▶ _Task_
Write out exactly the lines below that run from the line containing "Output a JSON" through the last line of the records.

▶ _Raw records_
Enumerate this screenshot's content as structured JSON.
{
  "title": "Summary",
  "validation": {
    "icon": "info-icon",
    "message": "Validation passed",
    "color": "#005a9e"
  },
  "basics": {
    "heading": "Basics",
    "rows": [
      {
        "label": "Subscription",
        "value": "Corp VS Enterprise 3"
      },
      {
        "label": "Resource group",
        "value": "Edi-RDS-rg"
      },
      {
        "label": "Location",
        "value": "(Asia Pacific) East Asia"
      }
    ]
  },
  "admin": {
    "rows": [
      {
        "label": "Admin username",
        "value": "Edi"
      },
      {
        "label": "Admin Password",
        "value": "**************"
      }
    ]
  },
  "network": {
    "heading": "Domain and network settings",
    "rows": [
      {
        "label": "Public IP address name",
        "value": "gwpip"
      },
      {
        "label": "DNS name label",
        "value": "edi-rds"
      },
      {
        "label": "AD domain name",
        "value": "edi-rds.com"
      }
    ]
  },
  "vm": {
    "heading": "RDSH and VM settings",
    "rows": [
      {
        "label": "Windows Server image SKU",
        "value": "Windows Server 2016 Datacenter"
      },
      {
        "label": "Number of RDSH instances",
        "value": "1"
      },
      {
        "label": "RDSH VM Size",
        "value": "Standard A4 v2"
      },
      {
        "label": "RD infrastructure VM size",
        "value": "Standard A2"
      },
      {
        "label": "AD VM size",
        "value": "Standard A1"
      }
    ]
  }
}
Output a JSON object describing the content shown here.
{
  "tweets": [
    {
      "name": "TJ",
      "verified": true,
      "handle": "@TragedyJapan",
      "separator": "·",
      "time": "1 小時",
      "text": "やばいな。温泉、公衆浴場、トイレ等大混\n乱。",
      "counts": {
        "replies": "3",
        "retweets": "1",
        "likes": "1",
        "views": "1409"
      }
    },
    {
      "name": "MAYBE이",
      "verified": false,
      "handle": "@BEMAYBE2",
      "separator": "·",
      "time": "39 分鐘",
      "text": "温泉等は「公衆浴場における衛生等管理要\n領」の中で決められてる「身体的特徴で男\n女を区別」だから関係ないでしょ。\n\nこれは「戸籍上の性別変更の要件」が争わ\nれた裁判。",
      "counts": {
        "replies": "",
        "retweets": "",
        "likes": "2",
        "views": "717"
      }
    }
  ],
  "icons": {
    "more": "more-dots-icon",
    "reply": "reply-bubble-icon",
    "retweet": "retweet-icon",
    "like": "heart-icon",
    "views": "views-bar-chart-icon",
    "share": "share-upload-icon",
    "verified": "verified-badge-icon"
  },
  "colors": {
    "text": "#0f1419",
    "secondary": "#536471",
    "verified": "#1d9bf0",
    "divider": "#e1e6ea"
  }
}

▶ _Output of the task_
Output a JSON object describing the content shown here.
{
  "tweets": [
    {
      "name": "TJ",
      "verified": true,
      "handle": "@TragedyJapan",
      "separator": "·",
      "time": "1 小時",
      "text": "やばいな。温泉、公衆浴場、トイレ等大混\n乱。",
      "counts": {
        "replies": "3",
        "retweets": "1",
        "likes": "1",
        "views": "1409"
      }
    },
    {
      "name": "MAYBE이",
      "verified": false,
      "handle": "@BEMAYBE2",
      "separator": "·",
      "time": "39 分鐘",
      "text": "温泉等は「公衆浴場における衛生等管理要\n領」の中で決められてる「身体的特徴で男\n女を区別」だから関係ないでしょ。\n\nこれは「戸籍上の性別変更の要件」が争わ\nれた裁判。",
      "counts": {
        "replies": "",
        "retweets": "",
        "likes": "2",
        "views": "717"
      }
    }
  ],
  "icons": {
    "more": "more-dots-icon",
    "reply": "reply-bubble-icon",
    "retweet": "retweet-icon",
    "like": "heart-icon",
    "views": "views-bar-chart-icon",
    "share": "share-upload-icon",
    "verified": "verified-badge-icon"
  },
  "colors": {
    "text": "#0f1419",
    "secondary": "#536471",
    "verified": "#1d9bf0",
    "divider": "#e1e6ea"
  }
}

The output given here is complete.